- Aim of the task
Return the material exactly as supplied, apart from the pictures, which are omitted.

- Input rows
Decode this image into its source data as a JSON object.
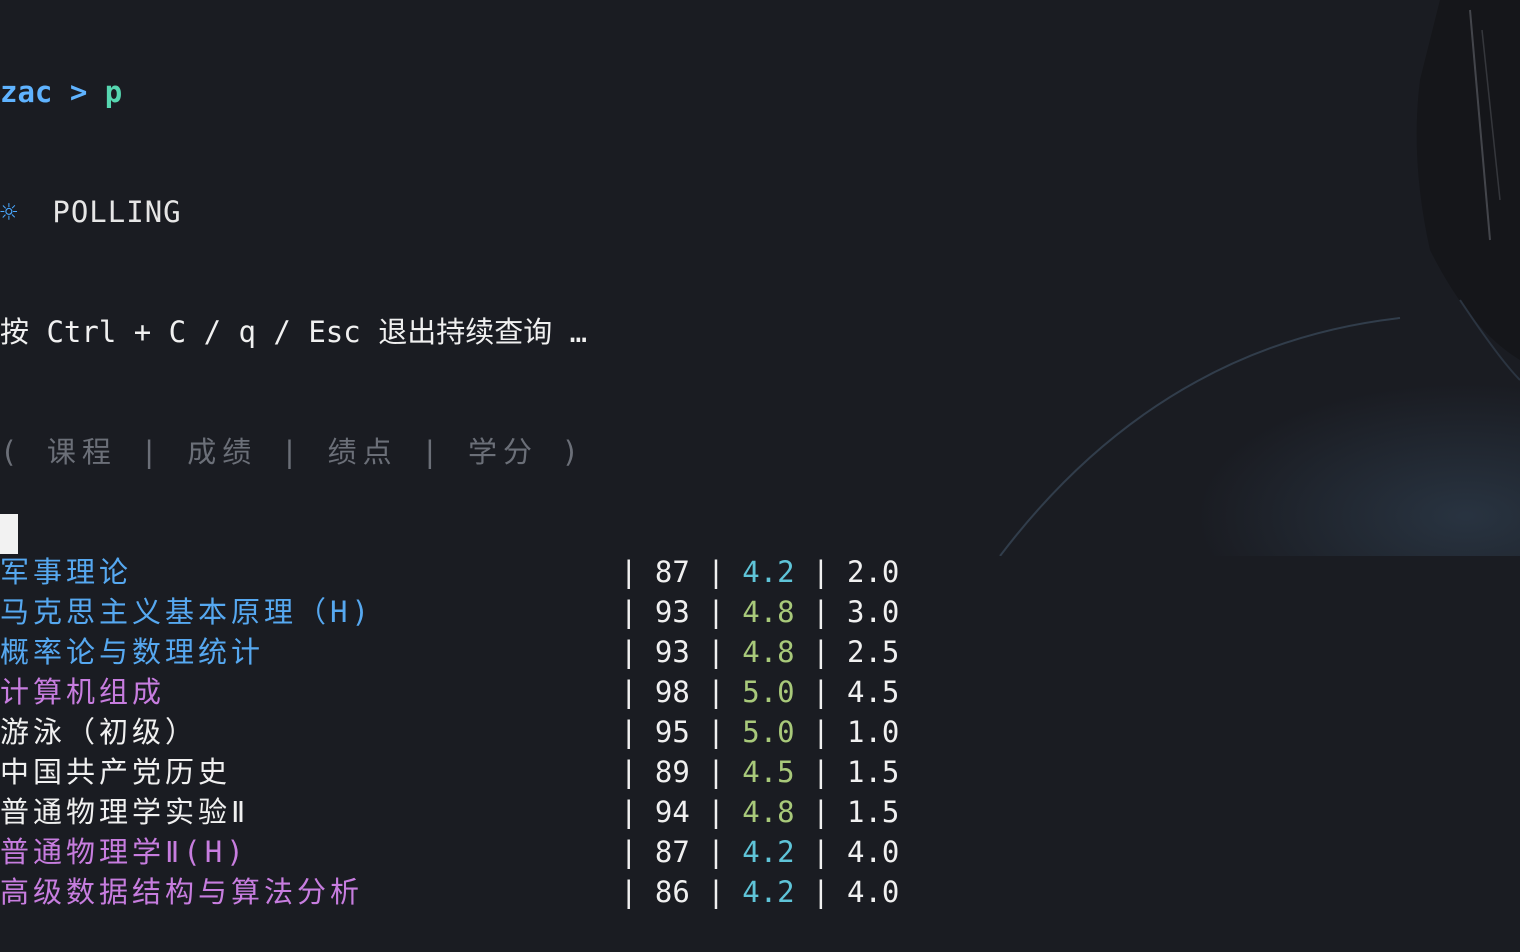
{
  "prompt": {
    "user": "zac",
    "separator": ">",
    "command": "p"
  },
  "status": {
    "icon": "gear-icon",
    "text": "POLLING"
  },
  "hint": "按 Ctrl + C / q / Esc 退出持续查询 …",
  "header": "( 课程 | 成绩 | 绩点 | 学分 )",
  "rows": [
    {
      "course": "军事理论",
      "score": "87",
      "gpa": "4.2",
      "credit": "2.0",
      "course_color": "blue",
      "gpa_color": "cyan"
    },
    {
      "course": "马克思主义基本原理（H)",
      "score": "93",
      "gpa": "4.8",
      "credit": "3.0",
      "course_color": "blue",
      "gpa_color": "green"
    },
    {
      "course": "概率论与数理统计",
      "score": "93",
      "gpa": "4.8",
      "credit": "2.5",
      "course_color": "blue",
      "gpa_color": "green"
    },
    {
      "course": "计算机组成",
      "score": "98",
      "gpa": "5.0",
      "credit": "4.5",
      "course_color": "purple",
      "gpa_color": "green"
    },
    {
      "course": "游泳（初级）",
      "score": "95",
      "gpa": "5.0",
      "credit": "1.0",
      "course_color": "white",
      "gpa_color": "green"
    },
    {
      "course": "中国共产党历史",
      "score": "89",
      "gpa": "4.5",
      "credit": "1.5",
      "course_color": "white",
      "gpa_color": "green"
    },
    {
      "course": "普通物理学实验Ⅱ",
      "score": "94",
      "gpa": "4.8",
      "credit": "1.5",
      "course_color": "white",
      "gpa_color": "green"
    },
    {
      "course": "普通物理学Ⅱ(H)",
      "score": "87",
      "gpa": "4.2",
      "credit": "4.0",
      "course_color": "purple",
      "gpa_color": "cyan"
    },
    {
      "course": "高级数据结构与算法分析",
      "score": "86",
      "gpa": "4.2",
      "credit": "4.0",
      "course_color": "purple",
      "gpa_color": "cyan"
    }
  ],
  "colors": {
    "background": "#1a1c22",
    "blue": "#56a8f0",
    "purple": "#c77ddf",
    "white": "#f0f0f0",
    "cyan": "#5fc4d8",
    "green": "#a8c97a",
    "header_gray": "#6b6f78"
  }
}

- Answer to this problem
Decode this image into its source data as a JSON object.
{
  "prompt": {
    "user": "zac",
    "separator": ">",
    "command": "p"
  },
  "status": {
    "icon": "gear-icon",
    "text": "POLLING"
  },
  "hint": "按 Ctrl + C / q / Esc 退出持续查询 …",
  "header": "( 课程 | 成绩 | 绩点 | 学分 )",
  "rows": [
    {
      "course": "军事理论",
      "score": "87",
      "gpa": "4.2",
      "credit": "2.0",
      "course_color": "blue",
      "gpa_color": "cyan"
    },
    {
      "course": "马克思主义基本原理（H)",
      "score": "93",
      "gpa": "4.8",
      "credit": "3.0",
      "course_color": "blue",
      "gpa_color": "green"
    },
    {
      "course": "概率论与数理统计",
      "score": "93",
      "gpa": "4.8",
      "credit": "2.5",
      "course_color": "blue",
      "gpa_color": "green"
    },
    {
      "course": "计算机组成",
      "score": "98",
      "gpa": "5.0",
      "credit": "4.5",
      "course_color": "purple",
      "gpa_color": "green"
    },
    {
      "course": "游泳（初级）",
      "score": "95",
      "gpa": "5.0",
      "credit": "1.0",
      "course_color": "white",
      "gpa_color": "green"
    },
    {
      "course": "中国共产党历史",
      "score": "89",
      "gpa": "4.5",
      "credit": "1.5",
      "course_color": "white",
      "gpa_color": "green"
    },
    {
      "course": "普通物理学实验Ⅱ",
      "score": "94",
      "gpa": "4.8",
      "credit": "1.5",
      "course_color": "white",
      "gpa_color": "green"
    },
    {
      "course": "普通物理学Ⅱ(H)",
      "score": "87",
      "gpa": "4.2",
      "credit": "4.0",
      "course_color": "purple",
      "gpa_color": "cyan"
    },
    {
      "course": "高级数据结构与算法分析",
      "score": "86",
      "gpa": "4.2",
      "credit": "4.0",
      "course_color": "purple",
      "gpa_color": "cyan"
    }
  ],
  "colors": {
    "background": "#1a1c22",
    "blue": "#56a8f0",
    "purple": "#c77ddf",
    "white": "#f0f0f0",
    "cyan": "#5fc4d8",
    "green": "#a8c97a",
    "header_gray": "#6b6f78"
  }
}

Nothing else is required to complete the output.